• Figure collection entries
● ● ● ● ● ● ●
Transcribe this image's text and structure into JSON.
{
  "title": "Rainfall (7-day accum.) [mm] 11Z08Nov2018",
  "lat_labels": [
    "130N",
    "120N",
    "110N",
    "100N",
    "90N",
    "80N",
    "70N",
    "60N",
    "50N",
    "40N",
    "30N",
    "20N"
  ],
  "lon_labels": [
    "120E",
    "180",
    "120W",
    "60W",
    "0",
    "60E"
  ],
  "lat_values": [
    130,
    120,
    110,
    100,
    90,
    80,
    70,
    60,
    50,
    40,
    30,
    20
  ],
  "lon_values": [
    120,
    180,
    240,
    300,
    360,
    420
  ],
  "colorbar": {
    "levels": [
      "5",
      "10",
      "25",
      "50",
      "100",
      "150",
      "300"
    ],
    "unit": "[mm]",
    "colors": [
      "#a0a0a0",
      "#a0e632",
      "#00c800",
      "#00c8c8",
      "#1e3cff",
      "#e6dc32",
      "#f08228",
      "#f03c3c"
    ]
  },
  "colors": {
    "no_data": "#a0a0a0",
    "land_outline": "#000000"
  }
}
● ● ● ● ● ● ●
• DIRECTION
All of the data must be returned exactly.

• REPLY TO THE EXERCISE
Transcribe this image's text and structure into JSON.
{
  "title": "Rainfall (7-day accum.) [mm] 11Z08Nov2018",
  "lat_labels": [
    "130N",
    "120N",
    "110N",
    "100N",
    "90N",
    "80N",
    "70N",
    "60N",
    "50N",
    "40N",
    "30N",
    "20N"
  ],
  "lon_labels": [
    "120E",
    "180",
    "120W",
    "60W",
    "0",
    "60E"
  ],
  "lat_values": [
    130,
    120,
    110,
    100,
    90,
    80,
    70,
    60,
    50,
    40,
    30,
    20
  ],
  "lon_values": [
    120,
    180,
    240,
    300,
    360,
    420
  ],
  "colorbar": {
    "levels": [
      "5",
      "10",
      "25",
      "50",
      "100",
      "150",
      "300"
    ],
    "unit": "[mm]",
    "colors": [
      "#a0a0a0",
      "#a0e632",
      "#00c800",
      "#00c8c8",
      "#1e3cff",
      "#e6dc32",
      "#f08228",
      "#f03c3c"
    ]
  },
  "colors": {
    "no_data": "#a0a0a0",
    "land_outline": "#000000"
  }
}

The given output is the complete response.